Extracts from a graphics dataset
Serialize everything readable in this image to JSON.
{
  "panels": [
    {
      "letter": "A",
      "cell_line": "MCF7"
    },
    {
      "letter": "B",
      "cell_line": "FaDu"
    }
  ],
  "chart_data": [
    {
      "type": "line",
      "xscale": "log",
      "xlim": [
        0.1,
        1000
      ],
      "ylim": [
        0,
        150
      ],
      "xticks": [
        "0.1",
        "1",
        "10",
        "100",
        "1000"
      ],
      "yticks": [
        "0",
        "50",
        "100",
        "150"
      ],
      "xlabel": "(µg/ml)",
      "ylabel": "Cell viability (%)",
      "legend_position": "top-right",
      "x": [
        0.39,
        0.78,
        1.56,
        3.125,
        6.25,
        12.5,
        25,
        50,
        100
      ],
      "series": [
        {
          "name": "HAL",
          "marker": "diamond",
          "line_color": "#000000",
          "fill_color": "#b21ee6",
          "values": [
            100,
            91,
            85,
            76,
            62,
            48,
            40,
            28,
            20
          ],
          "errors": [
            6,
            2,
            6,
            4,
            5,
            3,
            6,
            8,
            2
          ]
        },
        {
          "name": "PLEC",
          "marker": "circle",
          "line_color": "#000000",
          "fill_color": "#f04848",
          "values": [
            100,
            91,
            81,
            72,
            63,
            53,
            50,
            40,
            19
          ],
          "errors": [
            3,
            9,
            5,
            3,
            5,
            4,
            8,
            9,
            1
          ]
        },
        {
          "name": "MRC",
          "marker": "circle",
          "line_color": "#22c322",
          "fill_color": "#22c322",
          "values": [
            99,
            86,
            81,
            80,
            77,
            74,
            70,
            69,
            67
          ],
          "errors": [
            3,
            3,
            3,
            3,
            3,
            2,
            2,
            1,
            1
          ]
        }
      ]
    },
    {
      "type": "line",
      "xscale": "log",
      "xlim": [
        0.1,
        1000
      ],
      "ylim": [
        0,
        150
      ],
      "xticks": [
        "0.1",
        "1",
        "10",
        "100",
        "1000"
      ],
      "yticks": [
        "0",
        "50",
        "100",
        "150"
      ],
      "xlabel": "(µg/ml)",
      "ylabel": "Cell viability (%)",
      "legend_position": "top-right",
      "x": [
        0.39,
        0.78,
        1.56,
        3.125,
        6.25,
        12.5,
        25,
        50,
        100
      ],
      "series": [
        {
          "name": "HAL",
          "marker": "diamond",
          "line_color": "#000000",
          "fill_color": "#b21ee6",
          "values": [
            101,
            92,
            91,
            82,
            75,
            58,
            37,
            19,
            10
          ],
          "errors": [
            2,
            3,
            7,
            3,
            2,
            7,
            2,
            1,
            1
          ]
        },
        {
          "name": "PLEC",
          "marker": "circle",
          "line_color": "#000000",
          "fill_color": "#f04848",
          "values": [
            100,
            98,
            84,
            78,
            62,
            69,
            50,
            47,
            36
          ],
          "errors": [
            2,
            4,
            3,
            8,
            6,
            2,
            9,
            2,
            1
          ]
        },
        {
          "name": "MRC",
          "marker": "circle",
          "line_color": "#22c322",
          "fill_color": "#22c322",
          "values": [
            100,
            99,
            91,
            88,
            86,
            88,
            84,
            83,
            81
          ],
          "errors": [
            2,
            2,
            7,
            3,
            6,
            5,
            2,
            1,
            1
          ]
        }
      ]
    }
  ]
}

Required task: All of the records must be repeated exactly.

The response:
Serialize everything readable in this image to JSON.
{
  "panels": [
    {
      "letter": "A",
      "cell_line": "MCF7"
    },
    {
      "letter": "B",
      "cell_line": "FaDu"
    }
  ],
  "chart_data": [
    {
      "type": "line",
      "xscale": "log",
      "xlim": [
        0.1,
        1000
      ],
      "ylim": [
        0,
        150
      ],
      "xticks": [
        "0.1",
        "1",
        "10",
        "100",
        "1000"
      ],
      "yticks": [
        "0",
        "50",
        "100",
        "150"
      ],
      "xlabel": "(µg/ml)",
      "ylabel": "Cell viability (%)",
      "legend_position": "top-right",
      "x": [
        0.39,
        0.78,
        1.56,
        3.125,
        6.25,
        12.5,
        25,
        50,
        100
      ],
      "series": [
        {
          "name": "HAL",
          "marker": "diamond",
          "line_color": "#000000",
          "fill_color": "#b21ee6",
          "values": [
            100,
            91,
            85,
            76,
            62,
            48,
            40,
            28,
            20
          ],
          "errors": [
            6,
            2,
            6,
            4,
            5,
            3,
            6,
            8,
            2
          ]
        },
        {
          "name": "PLEC",
          "marker": "circle",
          "line_color": "#000000",
          "fill_color": "#f04848",
          "values": [
            100,
            91,
            81,
            72,
            63,
            53,
            50,
            40,
            19
          ],
          "errors": [
            3,
            9,
            5,
            3,
            5,
            4,
            8,
            9,
            1
          ]
        },
        {
          "name": "MRC",
          "marker": "circle",
          "line_color": "#22c322",
          "fill_color": "#22c322",
          "values": [
            99,
            86,
            81,
            80,
            77,
            74,
            70,
            69,
            67
          ],
          "errors": [
            3,
            3,
            3,
            3,
            3,
            2,
            2,
            1,
            1
          ]
        }
      ]
    },
    {
      "type": "line",
      "xscale": "log",
      "xlim": [
        0.1,
        1000
      ],
      "ylim": [
        0,
        150
      ],
      "xticks": [
        "0.1",
        "1",
        "10",
        "100",
        "1000"
      ],
      "yticks": [
        "0",
        "50",
        "100",
        "150"
      ],
      "xlabel": "(µg/ml)",
      "ylabel": "Cell viability (%)",
      "legend_position": "top-right",
      "x": [
        0.39,
        0.78,
        1.56,
        3.125,
        6.25,
        12.5,
        25,
        50,
        100
      ],
      "series": [
        {
          "name": "HAL",
          "marker": "diamond",
          "line_color": "#000000",
          "fill_color": "#b21ee6",
          "values": [
            101,
            92,
            91,
            82,
            75,
            58,
            37,
            19,
            10
          ],
          "errors": [
            2,
            3,
            7,
            3,
            2,
            7,
            2,
            1,
            1
          ]
        },
        {
          "name": "PLEC",
          "marker": "circle",
          "line_color": "#000000",
          "fill_color": "#f04848",
          "values": [
            100,
            98,
            84,
            78,
            62,
            69,
            50,
            47,
            36
          ],
          "errors": [
            2,
            4,
            3,
            8,
            6,
            2,
            9,
            2,
            1
          ]
        },
        {
          "name": "MRC",
          "marker": "circle",
          "line_color": "#22c322",
          "fill_color": "#22c322",
          "values": [
            100,
            99,
            91,
            88,
            86,
            88,
            84,
            83,
            81
          ],
          "errors": [
            2,
            2,
            7,
            3,
            6,
            5,
            2,
            1,
            1
          ]
        }
      ]
    }
  ]
}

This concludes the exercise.